For each line that holds "equation", copy the line out.

------ Information provided

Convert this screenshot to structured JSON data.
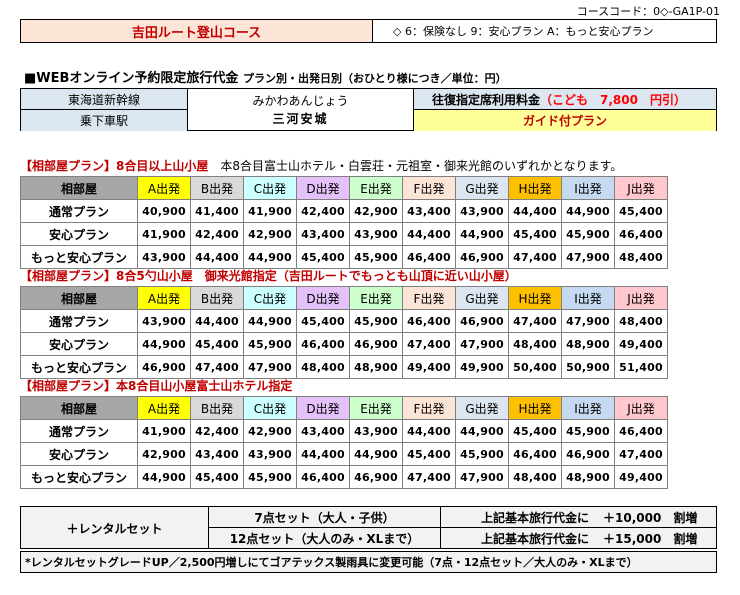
{
  "course_code": "コースコード：0◇-GA1P-01",
  "header": {
    "title": "吉田ルート登山コース",
    "note": "◇ 6：保険なし 9：安心プラン A：もっと安心プラン"
  },
  "heading": {
    "main": "■WEBオンライン予約限定旅行代金",
    "sub": "プラン別・出発日別（おひとり様につき／単位：円）"
  },
  "info": {
    "line": "東海道新幹線",
    "station": "乗下車駅",
    "reading": "みかわあんじょう",
    "name": "三河安城",
    "fare_label": "往復指定席利用料金",
    "fare_child": "（こども　7,800　円引）",
    "guide": "ガイド付プラン"
  },
  "colors": {
    "A": "#ffff00",
    "B": "#d9d9d9",
    "C": "#ccffff",
    "D": "#e4c1f9",
    "E": "#ccffcc",
    "F": "#fce4d6",
    "G": "#dce6f1",
    "H": "#ffc000",
    "I": "#c5d9f1",
    "J": "#ffc7ce"
  },
  "columns": [
    "相部屋",
    "A出発",
    "B出発",
    "C出発",
    "D出発",
    "E出発",
    "F出発",
    "G出発",
    "H出発",
    "I出発",
    "J出発"
  ],
  "sections": [
    {
      "title": "【相部屋プラン】8合目以上山小屋",
      "note": "　本8合目富士山ホテル・白雲荘・元祖室・御来光館のいずれかとなります。",
      "rows": [
        {
          "plan": "通常プラン",
          "prices": [
            "40,900",
            "41,400",
            "41,900",
            "42,400",
            "42,900",
            "43,400",
            "43,900",
            "44,400",
            "44,900",
            "45,400"
          ]
        },
        {
          "plan": "安心プラン",
          "prices": [
            "41,900",
            "42,400",
            "42,900",
            "43,400",
            "43,900",
            "44,400",
            "44,900",
            "45,400",
            "45,900",
            "46,400"
          ]
        },
        {
          "plan": "もっと安心プラン",
          "prices": [
            "43,900",
            "44,400",
            "44,900",
            "45,400",
            "45,900",
            "46,400",
            "46,900",
            "47,400",
            "47,900",
            "48,400"
          ]
        }
      ]
    },
    {
      "title": "【相部屋プラン】8合5勺山小屋　御来光館指定（吉田ルートでもっとも山頂に近い山小屋）",
      "note": "",
      "rows": [
        {
          "plan": "通常プラン",
          "prices": [
            "43,900",
            "44,400",
            "44,900",
            "45,400",
            "45,900",
            "46,400",
            "46,900",
            "47,400",
            "47,900",
            "48,400"
          ]
        },
        {
          "plan": "安心プラン",
          "prices": [
            "44,900",
            "45,400",
            "45,900",
            "46,400",
            "46,900",
            "47,400",
            "47,900",
            "48,400",
            "48,900",
            "49,400"
          ]
        },
        {
          "plan": "もっと安心プラン",
          "prices": [
            "46,900",
            "47,400",
            "47,900",
            "48,400",
            "48,900",
            "49,400",
            "49,900",
            "50,400",
            "50,900",
            "51,400"
          ]
        }
      ]
    },
    {
      "title": "【相部屋プラン】本8合目山小屋富士山ホテル指定",
      "note": "",
      "rows": [
        {
          "plan": "通常プラン",
          "prices": [
            "41,900",
            "42,400",
            "42,900",
            "43,400",
            "43,900",
            "44,400",
            "44,900",
            "45,400",
            "45,900",
            "46,400"
          ]
        },
        {
          "plan": "安心プラン",
          "prices": [
            "42,900",
            "43,400",
            "43,900",
            "44,400",
            "44,900",
            "45,400",
            "45,900",
            "46,400",
            "46,900",
            "47,400"
          ]
        },
        {
          "plan": "もっと安心プラン",
          "prices": [
            "44,900",
            "45,400",
            "45,900",
            "46,400",
            "46,900",
            "47,400",
            "47,900",
            "48,400",
            "48,900",
            "49,400"
          ]
        }
      ]
    }
  ],
  "rental": {
    "title": "＋レンタルセット",
    "set7": "7点セット（大人・子供）",
    "set12": "12点セット（大人のみ・XLまで）",
    "price7_label": "上記基本旅行代金に",
    "price7": "＋10,000　割増",
    "price12_label": "上記基本旅行代金に",
    "price12": "＋15,000　割増"
  },
  "footnote": "*レンタルセットグレードUP／2,500円増しにてゴアテックス製雨具に変更可能（7点・12点セット／大人のみ・XLまで）"
}
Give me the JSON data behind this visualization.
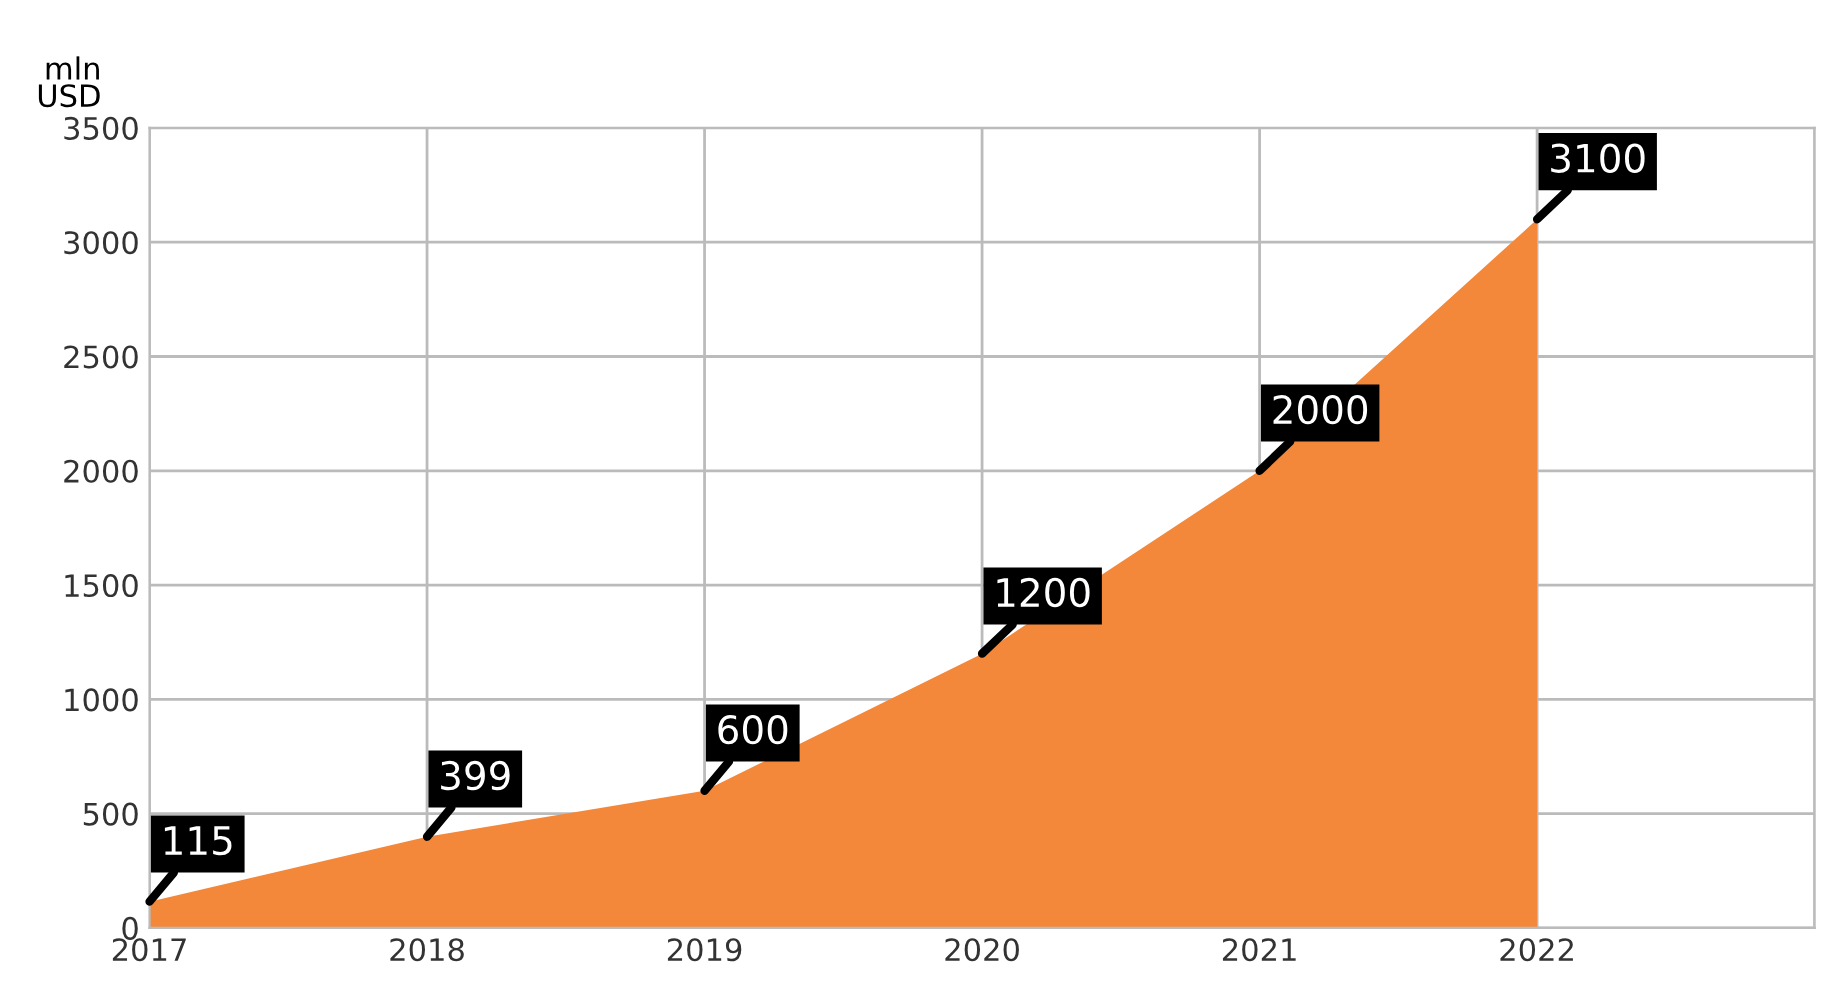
{
  "chart_data": {
    "type": "area",
    "ylabel": "mln\nUSD",
    "x": [
      2017,
      2018,
      2019,
      2020,
      2021,
      2022
    ],
    "series": [
      {
        "color": "#f3873a",
        "values": [
          115,
          399,
          600,
          1200,
          2000,
          3100
        ]
      }
    ],
    "xlim": [
      2017,
      2023
    ],
    "xticks": [
      2017,
      2018,
      2019,
      2020,
      2021,
      2022,
      {
        "value": 2023,
        "label": null
      }
    ],
    "ylim": [
      0,
      3500
    ],
    "yticks": [
      0,
      500,
      1000,
      1500,
      2000,
      2500,
      3000,
      3500
    ],
    "grid": true,
    "data_labels": true
  }
}
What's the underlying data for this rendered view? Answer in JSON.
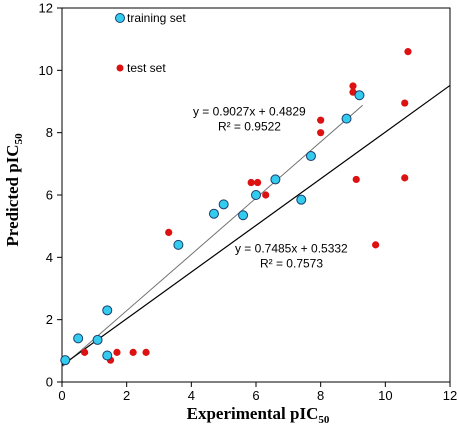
{
  "chart_data": {
    "type": "scatter",
    "xlabel": {
      "main": "Experimental  pIC",
      "sub": "50"
    },
    "ylabel": {
      "main": "Predicted pIC",
      "sub": "50"
    },
    "xlim": [
      0,
      12
    ],
    "ylim": [
      0,
      12
    ],
    "x_ticks": [
      "0",
      "2",
      "4",
      "6",
      "8",
      "10",
      "12"
    ],
    "y_ticks": [
      "0",
      "2",
      "4",
      "6",
      "8",
      "10",
      "12"
    ],
    "grid": false,
    "legend_position": "top-left",
    "series": [
      {
        "name": "training set",
        "color": "#33ccee",
        "points": [
          [
            0.1,
            0.7
          ],
          [
            0.5,
            1.4
          ],
          [
            1.1,
            1.35
          ],
          [
            1.4,
            2.3
          ],
          [
            1.4,
            0.85
          ],
          [
            3.6,
            4.4
          ],
          [
            4.7,
            5.4
          ],
          [
            5.0,
            5.7
          ],
          [
            5.6,
            5.35
          ],
          [
            6.0,
            6.0
          ],
          [
            6.6,
            6.5
          ],
          [
            7.4,
            5.85
          ],
          [
            7.7,
            7.25
          ],
          [
            8.8,
            8.45
          ],
          [
            9.2,
            9.2
          ]
        ]
      },
      {
        "name": "test set",
        "color": "#dd1111",
        "points": [
          [
            0.7,
            0.95
          ],
          [
            1.5,
            0.7
          ],
          [
            1.7,
            0.95
          ],
          [
            2.2,
            0.95
          ],
          [
            2.6,
            0.95
          ],
          [
            3.3,
            4.8
          ],
          [
            5.85,
            6.4
          ],
          [
            6.05,
            6.4
          ],
          [
            6.3,
            6.0
          ],
          [
            8.0,
            8.4
          ],
          [
            8.0,
            8.0
          ],
          [
            9.0,
            9.5
          ],
          [
            9.0,
            9.3
          ],
          [
            9.1,
            6.5
          ],
          [
            9.7,
            4.4
          ],
          [
            10.6,
            8.95
          ],
          [
            10.6,
            6.55
          ],
          [
            10.7,
            10.6
          ]
        ]
      }
    ],
    "fit_lines": [
      {
        "slope": 0.9027,
        "intercept": 0.4829,
        "x_range": [
          0.0,
          9.3
        ],
        "color": "#707070",
        "width": 1,
        "equation": "y = 0.9027x + 0.4829",
        "r2": "R² = 0.9522",
        "label_at": [
          4.05,
          8.55
        ]
      },
      {
        "slope": 0.7485,
        "intercept": 0.5332,
        "x_range": [
          0.0,
          12.0
        ],
        "color": "#000000",
        "width": 1.2,
        "equation": "y = 0.7485x + 0.5332",
        "r2": "R² = 0.7573",
        "label_at": [
          5.35,
          4.15
        ]
      }
    ]
  }
}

------------

_Full solution_:
        "equation": "y = 0.9027x + 0.4829",
        "equation": "y = 0.7485x + 0.5332",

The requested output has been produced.